• RECORDS SUPPLIED:
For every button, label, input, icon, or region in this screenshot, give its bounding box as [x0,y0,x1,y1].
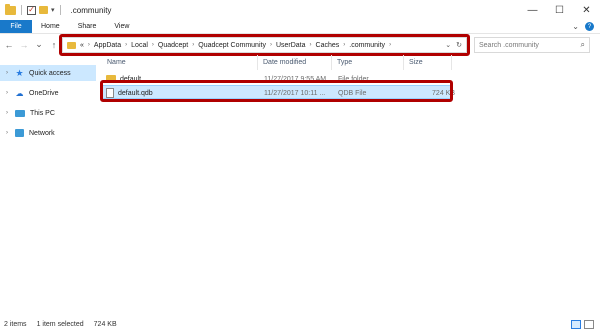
navigation-pane: › ★ Quick access › ☁ OneDrive › This PC … [0,55,96,317]
quick-access-toolbar: ✓ ▾ [0,3,63,15]
window-controls: — ☐ ✕ [519,0,600,20]
ribbon-tabs: File Home Share View ⌄ ? [0,20,600,33]
chevron-right-icon[interactable]: › [6,130,10,136]
folder-icon [5,3,16,15]
ribbon-right-controls: ⌄ ? [572,20,600,33]
column-date-modified[interactable]: Date modified [258,55,332,70]
tab-view[interactable]: View [105,20,138,33]
details-view-icon[interactable] [571,319,581,329]
sidebar-item-onedrive[interactable]: › ☁ OneDrive [0,85,96,101]
divider [59,5,61,15]
expand-ribbon-icon[interactable]: ⌄ [572,22,579,31]
sidebar-item-label: OneDrive [29,89,59,97]
computer-icon [15,109,25,117]
divider [21,5,22,15]
minimize-button[interactable]: — [519,0,546,20]
sidebar-item-label: Quick access [29,69,71,77]
search-icon[interactable]: ⌕ [581,40,585,50]
customize-toolbar-icon[interactable]: ▾ [51,6,55,14]
column-type[interactable]: Type [332,55,404,70]
back-button[interactable]: ← [3,40,15,50]
new-folder-icon[interactable] [39,6,48,14]
sidebar-item-label: This PC [30,109,55,117]
maximize-button[interactable]: ☐ [546,0,573,20]
tab-home[interactable]: Home [32,20,69,33]
help-icon[interactable]: ? [585,22,594,31]
sidebar-item-quick-access[interactable]: › ★ Quick access [0,65,96,81]
sidebar-item-this-pc[interactable]: › This PC [0,105,96,121]
column-name[interactable]: Name [102,55,258,70]
close-button[interactable]: ✕ [573,0,600,20]
status-bar: 2 items 1 item selected 724 KB [0,317,600,331]
column-header-row: Name Date modified Type Size [96,55,600,70]
search-placeholder: Search .community [479,41,539,49]
tab-file[interactable]: File [0,20,32,33]
forward-button[interactable]: → [18,40,30,50]
chevron-right-icon[interactable]: › [6,90,10,96]
chevron-right-icon[interactable]: › [6,70,10,76]
view-switcher [571,319,600,329]
column-size[interactable]: Size [404,55,452,70]
network-icon [15,129,24,137]
title-bar: ✓ ▾ .community — ☐ ✕ [0,0,600,20]
status-selected-count: 1 item selected [36,320,84,328]
search-input[interactable]: Search .community ⌕ [474,37,590,53]
status-selected-size: 724 KB [93,320,117,328]
sidebar-item-label: Network [29,129,55,137]
window-title: .community [70,5,112,15]
address-row: ← → ⌄ ↑ « › AppData › Local › Quadcept ›… [0,33,600,56]
properties-icon[interactable]: ✓ [27,5,36,15]
chevron-right-icon[interactable]: › [6,110,10,116]
large-icons-view-icon[interactable] [584,319,594,329]
cloud-icon: ☁ [15,88,24,98]
annotation-highlight-box [100,80,453,102]
star-icon: ★ [15,67,24,78]
tab-share[interactable]: Share [69,20,106,33]
annotation-highlight-box [59,34,470,56]
sidebar-item-network[interactable]: › Network [0,125,96,141]
status-item-count: 2 items [4,320,27,328]
recent-locations-button[interactable]: ⌄ [33,39,45,50]
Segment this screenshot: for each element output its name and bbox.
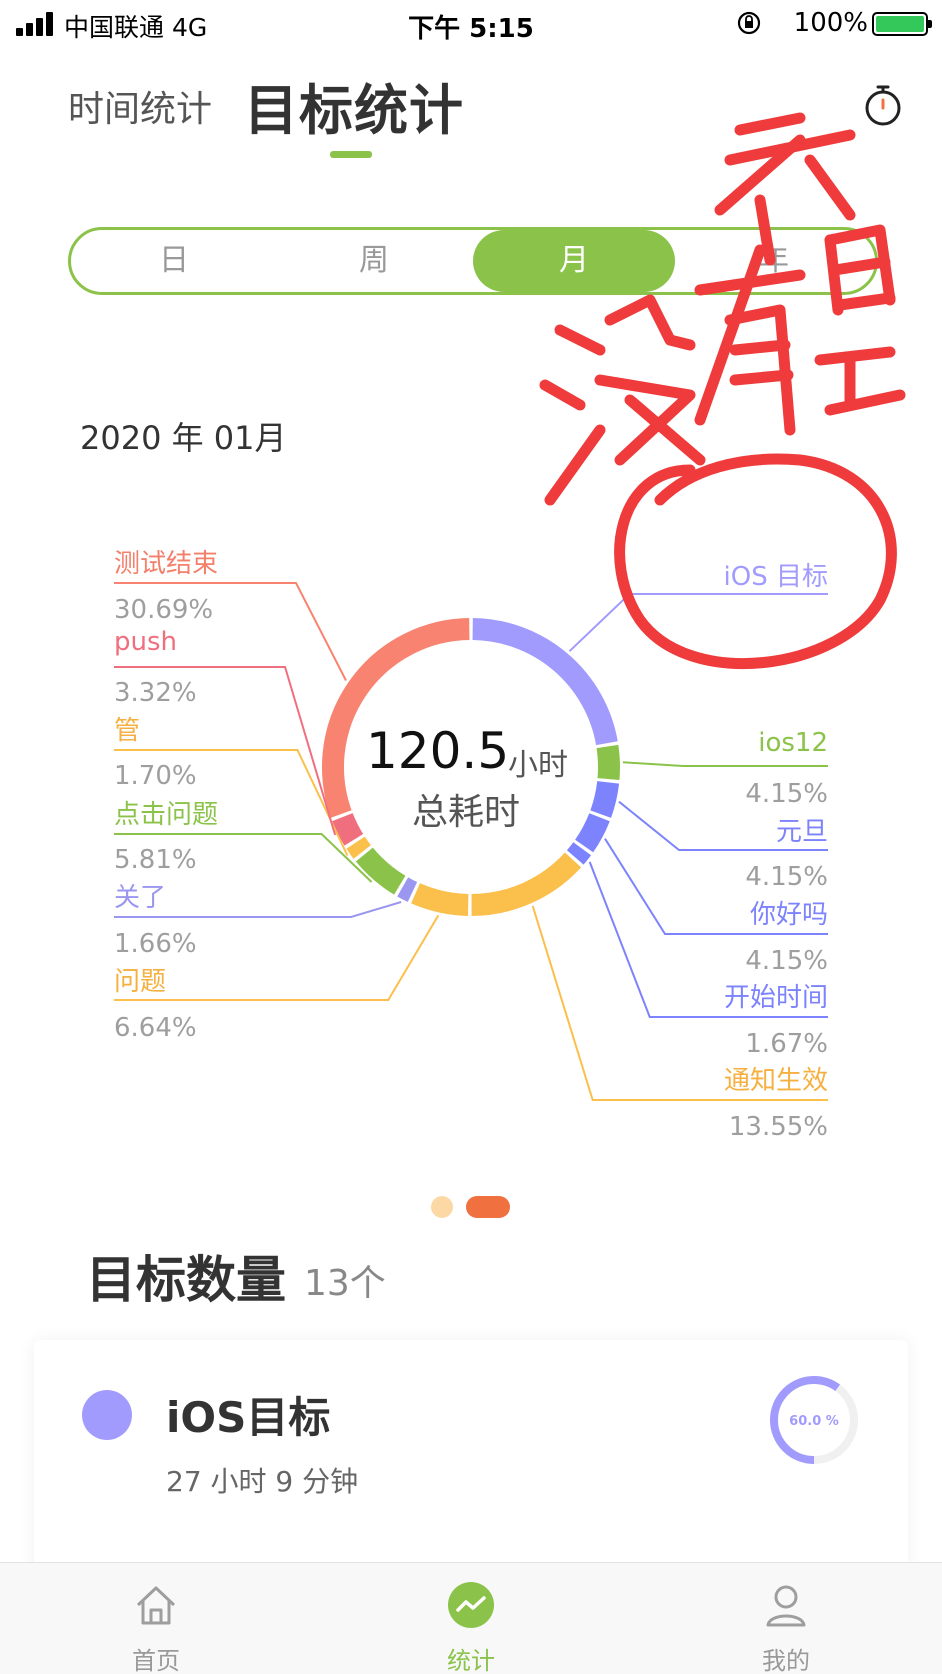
donut-slice-push: [332, 812, 364, 846]
legend-percent-通知生效: 13.55%: [728, 1112, 828, 1142]
donut-slice-元旦: [590, 780, 620, 818]
legend-percent-管: 1.70%: [114, 761, 197, 791]
legend-label-ios12: ios12: [758, 728, 828, 758]
segment-year[interactable]: 年: [673, 230, 875, 292]
legend-percent-ios12: 4.15%: [745, 779, 828, 809]
page-indicator-1[interactable]: [431, 1196, 453, 1218]
page-indicator-2[interactable]: [466, 1196, 510, 1218]
donut-slice-通知生效: [471, 852, 582, 916]
legend-label-测试结束: 测试结束: [114, 549, 219, 579]
status-bar: 中国联通 4G 下午 5:15 100%: [0, 0, 942, 48]
donut-slice-开始时间: [566, 842, 592, 865]
leader-line-ios12: [622, 761, 828, 767]
leader-line-iOS-目标: [568, 593, 828, 652]
active-tab-indicator: [330, 151, 372, 158]
legend-percent-开始时间: 1.67%: [745, 1029, 828, 1059]
chart-trend-icon: [448, 1582, 494, 1628]
goal-progress-ring: 60.0 %: [770, 1376, 858, 1464]
legend-percent-你好吗: 4.15%: [745, 946, 828, 976]
legend-percent-点击问题: 5.81%: [114, 845, 197, 875]
tab-profile[interactable]: 我的: [706, 1563, 866, 1674]
goal-color-dot: [82, 1390, 132, 1440]
donut-slice-点击问题: [355, 847, 406, 895]
segment-day[interactable]: 日: [73, 230, 275, 292]
legend-label-开始时间: 开始时间: [723, 983, 828, 1013]
home-icon: [136, 1586, 176, 1625]
legend-percent-push: 3.32%: [114, 678, 197, 708]
legend-percent-测试结束: 30.69%: [114, 595, 214, 625]
donut-slice-关了: [397, 877, 418, 902]
donut-slice-管: [346, 836, 371, 859]
donut-slice-ios12: [596, 744, 620, 781]
battery-percent: 100%: [793, 8, 868, 38]
total-hours-unit: 小时: [508, 748, 568, 783]
goal-count-value: 13个: [304, 1263, 386, 1304]
segment-month[interactable]: 月: [473, 230, 675, 292]
tab-goal-stats[interactable]: 目标统计: [244, 66, 464, 145]
legend-label-管: 管: [114, 716, 141, 746]
rotation-lock-icon: [737, 11, 761, 35]
battery-icon: [872, 12, 932, 36]
donut-slice-问题: [411, 883, 469, 916]
stopwatch-icon[interactable]: [862, 82, 904, 128]
tab-home[interactable]: 首页: [76, 1563, 236, 1674]
tab-profile-label: 我的: [762, 1647, 810, 1674]
date-label: 2020 年 01月: [80, 419, 287, 457]
bottom-tab-bar: 首页 统计 我的: [0, 1562, 942, 1674]
legend-label-点击问题: 点击问题: [114, 800, 219, 830]
goal-count-title: 目标数量: [86, 1251, 286, 1309]
tab-time-stats[interactable]: 时间统计: [68, 80, 212, 132]
profile-icon: [766, 1585, 806, 1627]
legend-percent-问题: 6.64%: [114, 1013, 197, 1043]
legend-label-问题: 问题: [114, 967, 167, 997]
legend-percent-关了: 1.66%: [114, 929, 197, 959]
goal-name: iOS目标: [166, 1393, 331, 1442]
legend-label-push: push: [114, 627, 178, 657]
legend-label-你好吗: 你好吗: [749, 900, 828, 930]
total-hours-label: 总耗时: [412, 792, 521, 833]
segment-week[interactable]: 周: [273, 230, 475, 292]
legend-label-元旦: 元旦: [775, 817, 828, 847]
legend-percent-元旦: 4.15%: [745, 862, 828, 892]
legend-label-通知生效: 通知生效: [723, 1066, 828, 1096]
goal-time: 27 小时 9 分钟: [166, 1465, 359, 1498]
donut-slice-你好吗: [574, 813, 610, 853]
legend-label-关了: 关了: [114, 883, 167, 913]
tab-home-label: 首页: [132, 1647, 180, 1674]
tab-stats-label: 统计: [447, 1647, 495, 1674]
period-segment: 日 周 月 年: [68, 227, 878, 295]
goal-progress-label: 60.0 %: [789, 1414, 839, 1429]
total-hours-value: 120.5: [366, 722, 510, 780]
tab-stats[interactable]: 统计: [391, 1563, 551, 1674]
legend-label-ios-目标: iOS 目标: [723, 562, 828, 592]
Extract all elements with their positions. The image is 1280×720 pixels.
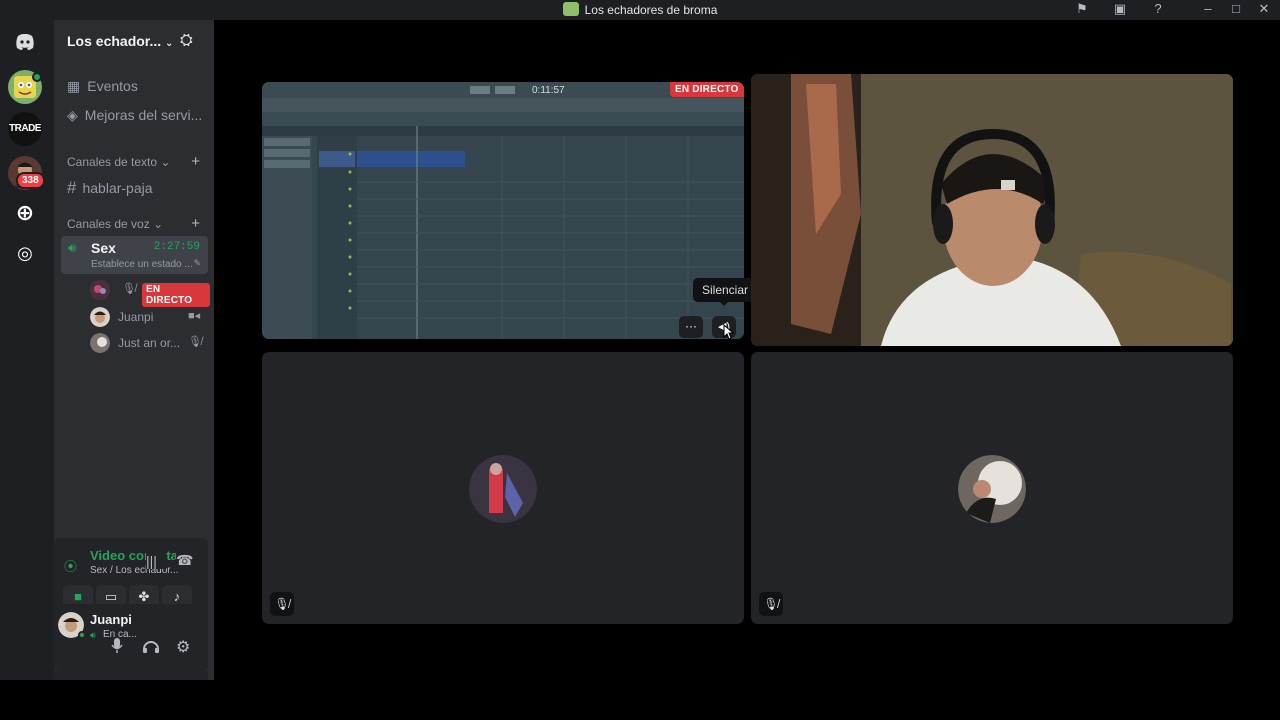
screen-share-icon: ▭ — [104, 589, 118, 604]
speaker-icon: 🔊︎ — [90, 630, 96, 640]
muted-mic-icon: 🎙︎̸ — [188, 336, 202, 348]
voice-user-row[interactable]: 🎙︎̸ EN DIRECTO — [90, 280, 210, 307]
participant-tile[interactable]: 🎙︎̸ — [262, 352, 744, 624]
add-server-icon[interactable]: ⊕ — [8, 196, 42, 230]
channel-label: hablar-paja — [82, 180, 153, 196]
channel-item-hablar-paja[interactable]: # hablar-paja — [67, 178, 153, 198]
participant-avatar — [469, 455, 537, 523]
muted-mic-icon: 🎙︎̸ — [759, 592, 783, 616]
soundboard-icon: ♪ — [173, 589, 181, 604]
inbox-icon[interactable]: ⚑ — [1068, 0, 1096, 20]
speaker-icon: 🔊︎ — [68, 240, 77, 255]
tooltip-arrow — [719, 301, 729, 306]
settings-gear-icon[interactable]: ⚙ — [176, 637, 190, 657]
live-badge: EN DIRECTO — [670, 82, 744, 97]
live-badge: EN DIRECTO — [142, 283, 210, 307]
channel-sidebar: Los echador... ⌄ ⛭ ▦ Eventos ◈ Mejoras del… — [54, 20, 214, 680]
events-label: Eventos — [87, 78, 138, 94]
video-camera-icon: ■◂ — [188, 310, 201, 322]
server-name: Los echador... — [67, 33, 162, 49]
user-avatar — [90, 307, 110, 327]
server-icon — [562, 2, 579, 16]
create-voice-channel-icon[interactable]: + — [191, 215, 200, 232]
calendar-icon: ▦ — [67, 78, 81, 94]
chevron-down-icon: ⌄ — [153, 217, 164, 231]
edit-icon[interactable]: ✎ — [193, 258, 201, 269]
discord-home-icon[interactable] — [8, 24, 42, 58]
guild-icon-trade[interactable]: TRADE — [8, 112, 42, 146]
placeholder — [10, 620, 30, 640]
events-item[interactable]: ▦ Eventos — [67, 78, 138, 95]
close-icon[interactable]: ✕ — [1250, 0, 1278, 20]
voice-category[interactable]: Canales de voz ⌄ — [67, 217, 163, 231]
muted-mic-icon: 🎙︎̸ — [270, 592, 294, 616]
invite-icon[interactable]: ⛭ — [180, 32, 193, 50]
voice-user-name: Juanpi — [118, 310, 154, 324]
chevron-down-icon: ⌄ — [160, 155, 171, 169]
voice-stage: 0:11:57 EN DIRECTO ··· ◀) Silenciar — [214, 20, 1280, 680]
mouse-cursor — [722, 323, 735, 345]
screen-share-icon[interactable]: ▣ — [1106, 0, 1134, 20]
boosts-label: Mejoras del servi... — [84, 107, 203, 123]
username: Juanpi — [90, 612, 132, 627]
disconnect-icon[interactable]: ☎ — [176, 552, 193, 569]
window-titlebar: Los echadores de broma ⚑ ▣ ? – □ ✕ — [0, 0, 1280, 20]
video-camera-icon: ■ — [74, 589, 82, 604]
maximize-icon[interactable]: □ — [1222, 0, 1250, 20]
voice-user-name: Just an or... — [118, 336, 181, 350]
voice-status[interactable]: Establece un estado ... — [91, 259, 193, 270]
chevron-down-icon: ⌄ — [165, 38, 174, 49]
create-text-channel-icon[interactable]: + — [191, 153, 200, 170]
signal-icon[interactable]: ⦿ — [64, 556, 77, 575]
mentions-badge: 338 — [16, 172, 45, 189]
user-avatar — [90, 333, 110, 353]
headphones-button[interactable] — [142, 638, 160, 659]
daw-screen-image: 0:11:57 — [262, 82, 744, 339]
noise-suppression-icon[interactable]: ||| — [146, 553, 166, 569]
muted-mic-icon: 🎙︎̸ — [122, 283, 136, 295]
participant-tile[interactable]: 🎙︎̸ — [751, 352, 1233, 624]
text-category[interactable]: Canales de texto ⌄ — [67, 155, 170, 169]
microphone-button[interactable] — [110, 637, 124, 660]
bottom-letterbox — [0, 680, 1280, 720]
voice-user-row[interactable]: Just an or... 🎙︎̸ — [90, 333, 210, 355]
boosts-item[interactable]: ◈ Mejoras del servi... — [67, 107, 202, 124]
webcam-tile[interactable] — [751, 74, 1233, 346]
screen-share-tile[interactable]: 0:11:57 EN DIRECTO ··· ◀) — [262, 82, 744, 339]
help-icon[interactable]: ? — [1144, 0, 1172, 20]
user-avatar — [90, 280, 110, 300]
voice-category-label: Canales de voz — [67, 217, 150, 231]
voice-timer: 2:27:59 — [153, 241, 200, 253]
voice-user-row[interactable]: Juanpi ■◂ — [90, 307, 210, 329]
stream-time: 0:11:57 — [532, 85, 565, 96]
panel-gap — [54, 671, 208, 680]
activities-icon: ✤ — [138, 589, 150, 604]
guild-unread-dot — [32, 72, 42, 82]
hashtag-icon: # — [67, 178, 77, 197]
online-status-dot — [78, 631, 86, 639]
webcam-image — [751, 74, 1233, 346]
more-options-button[interactable]: ··· — [679, 316, 703, 338]
guild-rail: TRADE 338 ⊕ ◎ — [0, 20, 54, 680]
participant-avatar — [958, 455, 1026, 523]
voice-channel-name: Sex — [91, 240, 116, 256]
tooltip: Silenciar — [693, 278, 758, 302]
server-name-button[interactable]: Los echador... ⌄ — [67, 33, 173, 49]
voice-channel-sex[interactable]: 🔊︎ Sex 2:27:59 Establece un estado ... ✎ — [61, 236, 208, 274]
text-category-label: Canales de texto — [67, 155, 158, 169]
boost-icon: ◈ — [67, 107, 78, 123]
window-title-text: Los echadores de broma — [584, 3, 718, 17]
discover-icon[interactable]: ◎ — [8, 236, 42, 270]
minimize-icon[interactable]: – — [1194, 0, 1222, 20]
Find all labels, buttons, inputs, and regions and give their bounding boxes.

• WHAT THE EXERCISE ASKS:
State how many lines of the material above contain the string "hablar". Give only the number.

• FINISHED ANSWER:
2